The request:
Write out the listing exactly as it is given.

[Dataset items]
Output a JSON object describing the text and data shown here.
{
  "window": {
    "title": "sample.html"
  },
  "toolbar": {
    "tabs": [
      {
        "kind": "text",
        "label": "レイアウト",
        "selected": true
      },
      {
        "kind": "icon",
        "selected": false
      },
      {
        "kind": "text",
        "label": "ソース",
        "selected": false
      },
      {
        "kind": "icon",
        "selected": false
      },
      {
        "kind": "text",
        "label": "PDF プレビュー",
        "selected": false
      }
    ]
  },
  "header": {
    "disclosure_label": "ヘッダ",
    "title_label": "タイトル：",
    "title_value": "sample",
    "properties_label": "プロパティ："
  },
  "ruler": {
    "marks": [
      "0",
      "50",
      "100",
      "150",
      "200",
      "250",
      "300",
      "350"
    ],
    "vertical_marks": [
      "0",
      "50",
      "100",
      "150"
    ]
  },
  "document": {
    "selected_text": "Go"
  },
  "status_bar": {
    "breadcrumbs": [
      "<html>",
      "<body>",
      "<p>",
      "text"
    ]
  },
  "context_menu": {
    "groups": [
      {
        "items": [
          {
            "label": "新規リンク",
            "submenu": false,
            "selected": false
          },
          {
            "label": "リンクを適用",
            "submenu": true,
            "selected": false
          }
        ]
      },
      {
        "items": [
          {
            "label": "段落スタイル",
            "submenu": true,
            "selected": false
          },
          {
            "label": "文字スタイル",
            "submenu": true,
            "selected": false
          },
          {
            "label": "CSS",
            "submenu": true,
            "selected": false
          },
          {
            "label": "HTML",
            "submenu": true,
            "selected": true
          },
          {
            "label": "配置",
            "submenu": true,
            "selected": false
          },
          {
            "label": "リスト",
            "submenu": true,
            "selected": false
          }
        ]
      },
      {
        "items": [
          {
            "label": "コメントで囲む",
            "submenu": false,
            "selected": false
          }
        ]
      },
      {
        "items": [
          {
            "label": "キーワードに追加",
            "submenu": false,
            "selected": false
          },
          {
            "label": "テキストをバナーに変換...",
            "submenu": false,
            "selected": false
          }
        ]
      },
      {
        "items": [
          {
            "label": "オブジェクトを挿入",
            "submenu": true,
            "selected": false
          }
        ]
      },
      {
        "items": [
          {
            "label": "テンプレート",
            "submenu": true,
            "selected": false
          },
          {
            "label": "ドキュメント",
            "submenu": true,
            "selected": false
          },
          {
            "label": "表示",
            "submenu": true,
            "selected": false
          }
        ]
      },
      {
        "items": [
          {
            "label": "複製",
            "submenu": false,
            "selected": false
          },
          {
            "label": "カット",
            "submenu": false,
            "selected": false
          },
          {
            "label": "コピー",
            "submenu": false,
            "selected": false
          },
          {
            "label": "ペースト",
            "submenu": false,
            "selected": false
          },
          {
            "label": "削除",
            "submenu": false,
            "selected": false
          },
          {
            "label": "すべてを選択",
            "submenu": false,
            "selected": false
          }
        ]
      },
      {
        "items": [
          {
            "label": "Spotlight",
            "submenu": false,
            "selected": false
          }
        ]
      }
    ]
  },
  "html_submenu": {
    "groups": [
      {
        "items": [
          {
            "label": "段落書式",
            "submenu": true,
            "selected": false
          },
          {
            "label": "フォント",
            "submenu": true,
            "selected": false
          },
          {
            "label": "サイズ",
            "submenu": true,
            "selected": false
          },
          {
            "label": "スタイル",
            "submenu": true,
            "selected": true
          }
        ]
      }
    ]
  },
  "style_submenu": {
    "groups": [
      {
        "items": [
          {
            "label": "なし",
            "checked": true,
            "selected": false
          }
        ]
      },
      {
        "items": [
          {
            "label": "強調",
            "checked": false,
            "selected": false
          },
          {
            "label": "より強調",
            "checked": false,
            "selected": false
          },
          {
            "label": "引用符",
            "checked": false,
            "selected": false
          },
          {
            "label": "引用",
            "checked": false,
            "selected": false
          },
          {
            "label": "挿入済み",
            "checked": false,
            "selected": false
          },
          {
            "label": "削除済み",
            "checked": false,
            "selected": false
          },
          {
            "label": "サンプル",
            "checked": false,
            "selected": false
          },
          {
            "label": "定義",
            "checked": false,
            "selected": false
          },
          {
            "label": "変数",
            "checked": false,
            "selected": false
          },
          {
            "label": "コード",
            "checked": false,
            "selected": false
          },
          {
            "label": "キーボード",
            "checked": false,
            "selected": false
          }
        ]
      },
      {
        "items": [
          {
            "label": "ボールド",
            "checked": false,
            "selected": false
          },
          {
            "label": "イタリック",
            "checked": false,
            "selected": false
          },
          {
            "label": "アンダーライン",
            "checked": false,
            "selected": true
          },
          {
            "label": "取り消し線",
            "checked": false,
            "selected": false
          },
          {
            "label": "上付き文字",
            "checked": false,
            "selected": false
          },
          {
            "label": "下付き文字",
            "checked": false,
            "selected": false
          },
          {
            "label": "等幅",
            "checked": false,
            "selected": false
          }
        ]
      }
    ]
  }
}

Result for this task:
Output a JSON object describing the text and data shown here.
{
  "window": {
    "title": "sample.html"
  },
  "toolbar": {
    "tabs": [
      {
        "kind": "text",
        "label": "レイアウト",
        "selected": true
      },
      {
        "kind": "icon",
        "selected": false
      },
      {
        "kind": "text",
        "label": "ソース",
        "selected": false
      },
      {
        "kind": "icon",
        "selected": false
      },
      {
        "kind": "text",
        "label": "PDF プレビュー",
        "selected": false
      }
    ]
  },
  "header": {
    "disclosure_label": "ヘッダ",
    "title_label": "タイトル：",
    "title_value": "sample",
    "properties_label": "プロパティ："
  },
  "ruler": {
    "marks": [
      "0",
      "50",
      "100",
      "150",
      "200",
      "250",
      "300",
      "350"
    ],
    "vertical_marks": [
      "0",
      "50",
      "100",
      "150"
    ]
  },
  "document": {
    "selected_text": "Go"
  },
  "status_bar": {
    "breadcrumbs": [
      "<html>",
      "<body>",
      "<p>",
      "text"
    ]
  },
  "context_menu": {
    "groups": [
      {
        "items": [
          {
            "label": "新規リンク",
            "submenu": false,
            "selected": false
          },
          {
            "label": "リンクを適用",
            "submenu": true,
            "selected": false
          }
        ]
      },
      {
        "items": [
          {
            "label": "段落スタイル",
            "submenu": true,
            "selected": false
          },
          {
            "label": "文字スタイル",
            "submenu": true,
            "selected": false
          },
          {
            "label": "CSS",
            "submenu": true,
            "selected": false
          },
          {
            "label": "HTML",
            "submenu": true,
            "selected": true
          },
          {
            "label": "配置",
            "submenu": true,
            "selected": false
          },
          {
            "label": "リスト",
            "submenu": true,
            "selected": false
          }
        ]
      },
      {
        "items": [
          {
            "label": "コメントで囲む",
            "submenu": false,
            "selected": false
          }
        ]
      },
      {
        "items": [
          {
            "label": "キーワードに追加",
            "submenu": false,
            "selected": false
          },
          {
            "label": "テキストをバナーに変換...",
            "submenu": false,
            "selected": false
          }
        ]
      },
      {
        "items": [
          {
            "label": "オブジェクトを挿入",
            "submenu": true,
            "selected": false
          }
        ]
      },
      {
        "items": [
          {
            "label": "テンプレート",
            "submenu": true,
            "selected": false
          },
          {
            "label": "ドキュメント",
            "submenu": true,
            "selected": false
          },
          {
            "label": "表示",
            "submenu": true,
            "selected": false
          }
        ]
      },
      {
        "items": [
          {
            "label": "複製",
            "submenu": false,
            "selected": false
          },
          {
            "label": "カット",
            "submenu": false,
            "selected": false
          },
          {
            "label": "コピー",
            "submenu": false,
            "selected": false
          },
          {
            "label": "ペースト",
            "submenu": false,
            "selected": false
          },
          {
            "label": "削除",
            "submenu": false,
            "selected": false
          },
          {
            "label": "すべてを選択",
            "submenu": false,
            "selected": false
          }
        ]
      },
      {
        "items": [
          {
            "label": "Spotlight",
            "submenu": false,
            "selected": false
          }
        ]
      }
    ]
  },
  "html_submenu": {
    "groups": [
      {
        "items": [
          {
            "label": "段落書式",
            "submenu": true,
            "selected": false
          },
          {
            "label": "フォント",
            "submenu": true,
            "selected": false
          },
          {
            "label": "サイズ",
            "submenu": true,
            "selected": false
          },
          {
            "label": "スタイル",
            "submenu": true,
            "selected": true
          }
        ]
      }
    ]
  },
  "style_submenu": {
    "groups": [
      {
        "items": [
          {
            "label": "なし",
            "checked": true,
            "selected": false
          }
        ]
      },
      {
        "items": [
          {
            "label": "強調",
            "checked": false,
            "selected": false
          },
          {
            "label": "より強調",
            "checked": false,
            "selected": false
          },
          {
            "label": "引用符",
            "checked": false,
            "selected": false
          },
          {
            "label": "引用",
            "checked": false,
            "selected": false
          },
          {
            "label": "挿入済み",
            "checked": false,
            "selected": false
          },
          {
            "label": "削除済み",
            "checked": false,
            "selected": false
          },
          {
            "label": "サンプル",
            "checked": false,
            "selected": false
          },
          {
            "label": "定義",
            "checked": false,
            "selected": false
          },
          {
            "label": "変数",
            "checked": false,
            "selected": false
          },
          {
            "label": "コード",
            "checked": false,
            "selected": false
          },
          {
            "label": "キーボード",
            "checked": false,
            "selected": false
          }
        ]
      },
      {
        "items": [
          {
            "label": "ボールド",
            "checked": false,
            "selected": false
          },
          {
            "label": "イタリック",
            "checked": false,
            "selected": false
          },
          {
            "label": "アンダーライン",
            "checked": false,
            "selected": true
          },
          {
            "label": "取り消し線",
            "checked": false,
            "selected": false
          },
          {
            "label": "上付き文字",
            "checked": false,
            "selected": false
          },
          {
            "label": "下付き文字",
            "checked": false,
            "selected": false
          },
          {
            "label": "等幅",
            "checked": false,
            "selected": false
          }
        ]
      }
    ]
  }
}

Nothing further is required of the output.